> [Task to complete]:
Write what comes next in the blog post about switching from Internet Explorer to Firefox, starting after its last sentence.

> [Document section]:
Ai Pei Sheah


Sunday, September 24, 2006

Firefox Mozilla over IE

Why I'm not using IE now? I've been plagued by numerous spyware, trojan, adware & other virus on the net when I was using IE.

Firefox, which uses a different underlying browsing engine called "Gecko," also has a couple of close cousins based on the same engine. One is Netscape, now owned by America Online. The other is a browser called Mozilla, from the same group that created Firefox. But Firefox is smaller, sleeker and newer than either of its relatives, although a new Netscape version is in the works.

Firefox isn't totally secure -- no browser can be, especially if it runs on Windows, which has major security problems and is the world's top digital target. But Firefox has better security and privacy than IE. One big reason is that it won't run programs called "ActiveX controls," a Microsoft technology used in IE. These programs are used for many good things, but they have become such powerful tools for criminals and hackers that their potential for harm outweighs their benefits.

Firefox also has easier, quicker and clearer methods than IE does for covering your online tracks, if you so choose. And it has a better built-in pop-up ad blocker than IE.

> [Data extracts]:

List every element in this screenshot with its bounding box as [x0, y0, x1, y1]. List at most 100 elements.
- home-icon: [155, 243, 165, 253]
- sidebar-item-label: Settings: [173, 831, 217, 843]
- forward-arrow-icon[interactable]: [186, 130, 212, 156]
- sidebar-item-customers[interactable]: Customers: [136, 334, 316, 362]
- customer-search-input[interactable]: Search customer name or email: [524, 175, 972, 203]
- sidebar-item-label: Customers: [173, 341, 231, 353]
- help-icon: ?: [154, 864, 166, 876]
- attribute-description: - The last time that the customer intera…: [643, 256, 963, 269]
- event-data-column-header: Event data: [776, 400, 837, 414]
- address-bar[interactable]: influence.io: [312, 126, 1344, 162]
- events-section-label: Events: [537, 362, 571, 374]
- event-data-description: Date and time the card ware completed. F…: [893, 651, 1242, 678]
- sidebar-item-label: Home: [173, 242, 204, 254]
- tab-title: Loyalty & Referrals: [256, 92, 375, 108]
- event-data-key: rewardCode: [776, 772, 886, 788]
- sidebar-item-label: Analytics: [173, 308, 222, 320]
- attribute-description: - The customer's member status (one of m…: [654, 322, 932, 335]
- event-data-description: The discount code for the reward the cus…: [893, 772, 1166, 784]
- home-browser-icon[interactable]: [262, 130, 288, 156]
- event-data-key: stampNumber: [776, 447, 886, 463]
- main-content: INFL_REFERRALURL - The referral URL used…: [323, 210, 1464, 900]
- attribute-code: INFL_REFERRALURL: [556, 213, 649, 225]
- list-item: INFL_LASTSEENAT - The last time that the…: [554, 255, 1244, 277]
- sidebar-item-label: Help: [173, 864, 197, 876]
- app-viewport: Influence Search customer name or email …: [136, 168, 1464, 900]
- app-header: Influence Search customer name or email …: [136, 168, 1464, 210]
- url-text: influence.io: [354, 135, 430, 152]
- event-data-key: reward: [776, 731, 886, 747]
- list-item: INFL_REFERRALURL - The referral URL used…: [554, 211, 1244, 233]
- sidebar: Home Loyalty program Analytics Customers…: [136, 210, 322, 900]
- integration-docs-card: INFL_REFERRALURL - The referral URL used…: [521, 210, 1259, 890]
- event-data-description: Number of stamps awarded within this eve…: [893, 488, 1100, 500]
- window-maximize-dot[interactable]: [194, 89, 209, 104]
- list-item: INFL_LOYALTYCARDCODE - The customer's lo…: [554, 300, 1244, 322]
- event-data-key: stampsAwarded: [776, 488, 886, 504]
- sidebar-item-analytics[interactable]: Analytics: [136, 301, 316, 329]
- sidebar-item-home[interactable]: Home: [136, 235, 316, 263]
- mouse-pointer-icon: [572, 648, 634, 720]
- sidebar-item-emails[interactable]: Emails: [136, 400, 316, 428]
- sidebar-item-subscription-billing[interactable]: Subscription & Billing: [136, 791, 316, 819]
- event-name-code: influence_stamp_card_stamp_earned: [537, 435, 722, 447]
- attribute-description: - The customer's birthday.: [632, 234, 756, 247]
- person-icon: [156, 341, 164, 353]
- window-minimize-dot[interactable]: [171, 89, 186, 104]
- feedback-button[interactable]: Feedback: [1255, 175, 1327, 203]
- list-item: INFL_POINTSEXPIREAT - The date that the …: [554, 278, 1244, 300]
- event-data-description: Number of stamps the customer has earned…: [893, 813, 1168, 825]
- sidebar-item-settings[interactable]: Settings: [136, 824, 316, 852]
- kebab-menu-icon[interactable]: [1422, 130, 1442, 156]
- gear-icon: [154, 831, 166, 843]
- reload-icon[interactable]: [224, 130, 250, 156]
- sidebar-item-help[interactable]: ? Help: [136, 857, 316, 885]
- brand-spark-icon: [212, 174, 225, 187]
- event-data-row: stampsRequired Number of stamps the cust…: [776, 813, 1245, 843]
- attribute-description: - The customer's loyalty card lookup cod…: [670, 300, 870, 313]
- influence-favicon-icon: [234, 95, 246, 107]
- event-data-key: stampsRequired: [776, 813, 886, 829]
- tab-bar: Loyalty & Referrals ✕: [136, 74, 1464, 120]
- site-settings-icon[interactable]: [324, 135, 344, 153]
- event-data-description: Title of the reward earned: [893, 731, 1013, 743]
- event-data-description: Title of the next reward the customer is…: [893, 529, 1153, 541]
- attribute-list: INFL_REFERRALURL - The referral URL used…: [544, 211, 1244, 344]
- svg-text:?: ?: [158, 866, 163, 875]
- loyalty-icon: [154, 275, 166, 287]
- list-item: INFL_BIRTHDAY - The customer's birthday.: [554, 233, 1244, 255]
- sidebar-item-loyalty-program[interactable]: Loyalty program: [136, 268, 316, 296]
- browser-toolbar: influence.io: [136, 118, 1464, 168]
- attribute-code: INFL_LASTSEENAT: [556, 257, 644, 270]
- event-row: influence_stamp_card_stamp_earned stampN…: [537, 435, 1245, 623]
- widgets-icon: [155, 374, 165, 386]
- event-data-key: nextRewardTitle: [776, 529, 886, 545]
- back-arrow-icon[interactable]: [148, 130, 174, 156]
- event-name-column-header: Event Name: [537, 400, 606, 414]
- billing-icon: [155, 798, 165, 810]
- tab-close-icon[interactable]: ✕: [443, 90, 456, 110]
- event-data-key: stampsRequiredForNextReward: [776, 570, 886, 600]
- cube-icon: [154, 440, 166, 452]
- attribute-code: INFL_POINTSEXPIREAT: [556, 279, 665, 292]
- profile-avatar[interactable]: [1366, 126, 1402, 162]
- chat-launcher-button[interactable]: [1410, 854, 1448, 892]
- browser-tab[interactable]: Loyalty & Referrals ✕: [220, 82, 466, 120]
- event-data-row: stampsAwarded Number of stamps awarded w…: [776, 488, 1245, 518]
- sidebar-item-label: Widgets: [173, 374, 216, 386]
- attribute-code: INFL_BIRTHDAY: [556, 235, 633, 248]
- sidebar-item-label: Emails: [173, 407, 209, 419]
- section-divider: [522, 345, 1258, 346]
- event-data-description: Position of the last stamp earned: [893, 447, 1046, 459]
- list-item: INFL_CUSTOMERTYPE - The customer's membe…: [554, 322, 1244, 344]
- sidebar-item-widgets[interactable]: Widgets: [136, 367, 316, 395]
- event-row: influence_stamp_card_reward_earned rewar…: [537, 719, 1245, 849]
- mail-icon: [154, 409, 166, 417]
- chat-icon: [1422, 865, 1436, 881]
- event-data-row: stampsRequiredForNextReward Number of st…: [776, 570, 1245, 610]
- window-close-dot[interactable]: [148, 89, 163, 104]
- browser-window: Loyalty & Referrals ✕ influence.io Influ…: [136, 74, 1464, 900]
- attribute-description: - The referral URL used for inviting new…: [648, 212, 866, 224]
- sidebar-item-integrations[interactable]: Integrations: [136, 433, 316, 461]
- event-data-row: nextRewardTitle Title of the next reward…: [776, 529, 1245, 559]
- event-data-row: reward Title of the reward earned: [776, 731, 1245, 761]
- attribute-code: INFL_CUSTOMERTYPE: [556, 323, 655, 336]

> [Answer space]:
But my favorite aspect of Firefox is tabbed browsing, a Web-surfing revolution that is shared by all the major new browsers but is absent from IE. With tabbed browsing, you can open many Web pages at once in the same browser window. Each is accessed by a tab.

The benefits of tabbed browsing hit home when you create folders of related bookmarks. For instance, on my computer I have a folder of a dozen technology-news bookmarks and another 20 or so bookmarks pointing to political Web sites. With one click, I can open the entire contents of these folders in tabs, in the same single window, allowing me to survey entire fields of interest.

And Firefox can recognize and use Web sites that employ "RSS" to create and update summaries of their contents. When Firefox encounters an RSS site, it displays a special icon that allows you to create a "live" bookmark to the site. These bookmarks then display updated headlines of stories on the sites.

Firefox also includes a permanent, handy search box that can be used to type in searches on Google, Yahoo, Amazon or other search sites without installing a special toolbar.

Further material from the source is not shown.